WHAT THE TASK REQUIRES: Repeat the listing in full, preserving every character.

EXERCISE INPUT:
BEGIN
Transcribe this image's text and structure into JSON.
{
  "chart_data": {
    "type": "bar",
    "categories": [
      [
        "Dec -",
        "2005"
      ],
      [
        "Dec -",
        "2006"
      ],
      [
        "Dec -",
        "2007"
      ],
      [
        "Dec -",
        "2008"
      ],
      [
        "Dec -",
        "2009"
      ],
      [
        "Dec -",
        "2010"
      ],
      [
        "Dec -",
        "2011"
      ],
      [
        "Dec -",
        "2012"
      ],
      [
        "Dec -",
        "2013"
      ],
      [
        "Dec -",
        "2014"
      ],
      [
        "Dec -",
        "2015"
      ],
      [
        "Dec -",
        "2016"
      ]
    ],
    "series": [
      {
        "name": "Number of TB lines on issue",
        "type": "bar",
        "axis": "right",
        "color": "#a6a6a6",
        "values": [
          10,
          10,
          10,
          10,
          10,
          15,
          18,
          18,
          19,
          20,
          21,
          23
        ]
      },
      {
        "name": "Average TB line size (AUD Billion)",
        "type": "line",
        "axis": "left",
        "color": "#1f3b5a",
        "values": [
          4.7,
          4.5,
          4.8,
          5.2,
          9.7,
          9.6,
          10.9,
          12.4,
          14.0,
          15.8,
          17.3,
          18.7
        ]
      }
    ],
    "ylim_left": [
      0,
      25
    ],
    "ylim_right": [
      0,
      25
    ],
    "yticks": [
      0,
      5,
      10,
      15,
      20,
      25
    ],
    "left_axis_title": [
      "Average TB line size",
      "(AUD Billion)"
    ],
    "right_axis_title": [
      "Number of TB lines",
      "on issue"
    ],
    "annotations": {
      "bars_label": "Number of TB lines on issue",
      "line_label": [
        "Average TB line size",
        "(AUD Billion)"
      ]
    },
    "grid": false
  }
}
END
COMPLETE OUTPUT:
Transcribe this image's text and structure into JSON.
{
  "chart_data": {
    "type": "bar",
    "categories": [
      [
        "Dec -",
        "2005"
      ],
      [
        "Dec -",
        "2006"
      ],
      [
        "Dec -",
        "2007"
      ],
      [
        "Dec -",
        "2008"
      ],
      [
        "Dec -",
        "2009"
      ],
      [
        "Dec -",
        "2010"
      ],
      [
        "Dec -",
        "2011"
      ],
      [
        "Dec -",
        "2012"
      ],
      [
        "Dec -",
        "2013"
      ],
      [
        "Dec -",
        "2014"
      ],
      [
        "Dec -",
        "2015"
      ],
      [
        "Dec -",
        "2016"
      ]
    ],
    "series": [
      {
        "name": "Number of TB lines on issue",
        "type": "bar",
        "axis": "right",
        "color": "#a6a6a6",
        "values": [
          10,
          10,
          10,
          10,
          10,
          15,
          18,
          18,
          19,
          20,
          21,
          23
        ]
      },
      {
        "name": "Average TB line size (AUD Billion)",
        "type": "line",
        "axis": "left",
        "color": "#1f3b5a",
        "values": [
          4.7,
          4.5,
          4.8,
          5.2,
          9.7,
          9.6,
          10.9,
          12.4,
          14.0,
          15.8,
          17.3,
          18.7
        ]
      }
    ],
    "ylim_left": [
      0,
      25
    ],
    "ylim_right": [
      0,
      25
    ],
    "yticks": [
      0,
      5,
      10,
      15,
      20,
      25
    ],
    "left_axis_title": [
      "Average TB line size",
      "(AUD Billion)"
    ],
    "right_axis_title": [
      "Number of TB lines",
      "on issue"
    ],
    "annotations": {
      "bars_label": "Number of TB lines on issue",
      "line_label": [
        "Average TB line size",
        "(AUD Billion)"
      ]
    },
    "grid": false
  }
}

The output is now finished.